● **What is needed**: Only the number is wanted: count the lines that include the word "next".

● **Data to use**:
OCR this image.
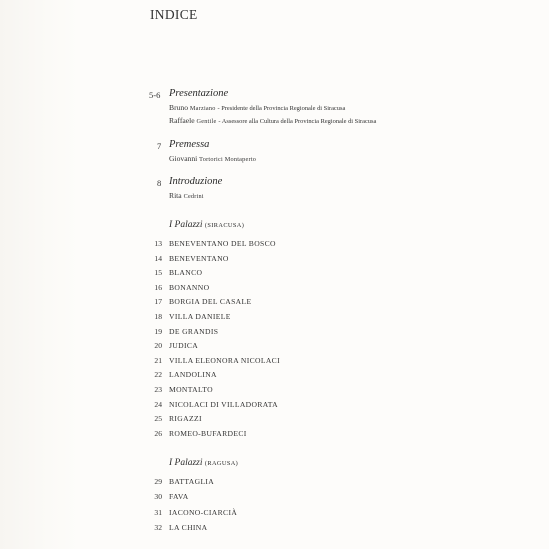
INDICE
5-6 Presentazione
Bruno Marziano - Presidente della Provincia Regionale di Siracusa
Raffaele Gentile - Assessore alla Cultura della Provincia Regionale di Siracusa
7 Premessa
Giovanni Tortorici Montaperto
8 Introduzione
Rita Cedrini
I Palazzi (SIRACUSA)
13 BENEVENTANO DEL BOSCO
14 BENEVENTANO
15 BLANCO
16 BONANNO
17 BORGIA DEL CASALE
18 VILLA DANIELE
19 DE GRANDIS
20 JUDICA
21 VILLA ELEONORA NICOLACI
22 LANDOLINA
23 MONTALTO
24 NICOLACI DI VILLADORATA
25 RIGAZZI
26 ROMEO-BUFARDECI
I Palazzi (RAGUSA)
29 BATTAGLIA
30 FAVA
31 IACONO-CIARCIÀ
32 LA CHINA
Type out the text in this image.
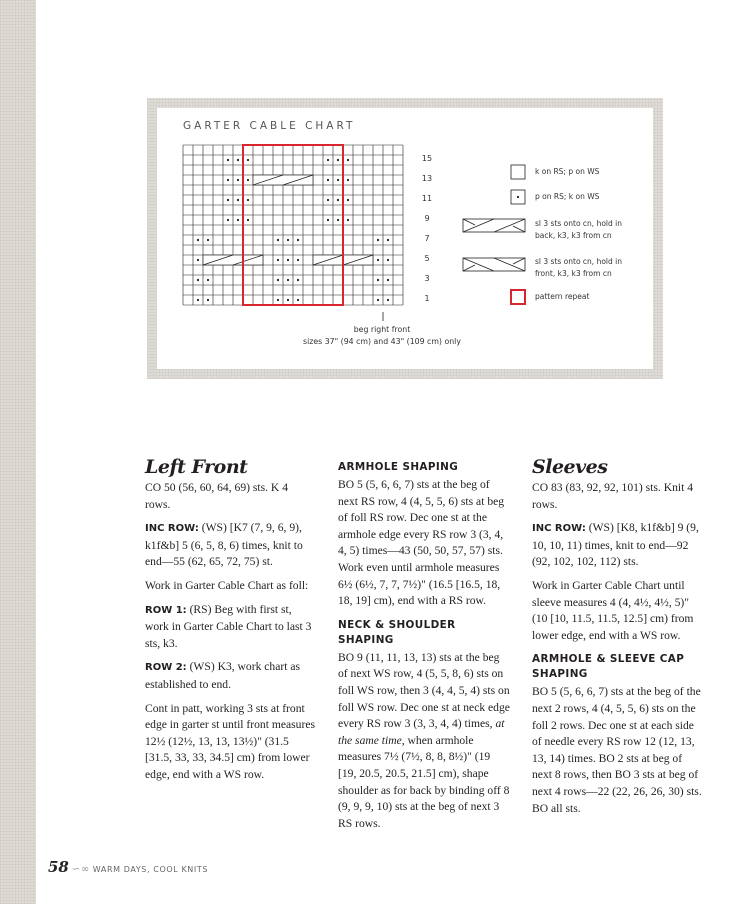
GARTER CABLE CHART
15
13
11
9
7
5
3
1
beg right front
sizes 37" (94 cm) and 43" (109 cm) only
k on RS; p on WS
p on RS; k on WS
sl 3 sts onto cn, hold in back, k3, k3 from cn
sl 3 sts onto cn, hold in front, k3, k3 from cn
pattern repeat
Left Front

CO 50 (56, 60, 64, 69) sts. K 4 rows.

INC ROW: (WS) [K7 (7, 9, 6, 9), k1f&b] 5 (6, 5, 8, 6) times, knit to end—55 (62, 65, 72, 75) st.

Work in Garter Cable Chart as foll:

ROW 1: (RS) Beg with first st, work in Garter Cable Chart to last 3 sts, k3.

ROW 2: (WS) K3, work chart as established to end.

Cont in patt, working 3 sts at front edge in garter st until front measures 12½ (12½, 13, 13, 13½)" (31.5 [31.5, 33, 33, 34.5] cm) from lower edge, end with a WS row.

ARMHOLE SHAPING

BO 5 (5, 6, 6, 7) sts at the beg of next RS row, 4 (4, 5, 5, 6) sts at beg of foll RS row. Dec one st at the armhole edge every RS row 3 (3, 4, 4, 5) times—43 (50, 50, 57, 57) sts. Work even until armhole measures 6½ (6½, 7, 7, 7½)" (16.5 [16.5, 18, 18, 19] cm), end with a RS row.

NECK & SHOULDER SHAPING

BO 9 (11, 11, 13, 13) sts at the beg of next WS row, 4 (5, 5, 8, 6) sts on foll WS row, then 3 (4, 4, 5, 4) sts on foll WS row. Dec one st at neck edge every RS row 3 (3, 3, 4, 4) times, at the same time, when armhole measures 7½ (7½, 8, 8, 8½)" (19 [19, 20.5, 20.5, 21.5] cm), shape shoulder as for back by binding off 8 (9, 9, 9, 10) sts at the beg of next 3 RS rows.

Sleeves

CO 83 (83, 92, 92, 101) sts. Knit 4 rows.

INC ROW: (WS) [K8, k1f&b] 9 (9, 10, 10, 11) times, knit to end—92 (92, 102, 102, 112) sts.

Work in Garter Cable Chart until sleeve measures 4 (4, 4½, 4½, 5)" (10 [10, 11.5, 11.5, 12.5] cm) from lower edge, end with a WS row.

ARMHOLE & SLEEVE CAP SHAPING

BO 5 (5, 6, 6, 7) sts at the beg of the next 2 rows, 4 (4, 5, 5, 6) sts on the foll 2 rows. Dec one st at each side of needle every RS row 12 (12, 13, 13, 14) times. BO 2 sts at beg of next 8 rows, then BO 3 sts at beg of next 4 rows—22 (22, 26, 26, 30) sts. BO all sts.

58 ∽∞ WARM DAYS, COOL KNITS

● **Response to the task**: 3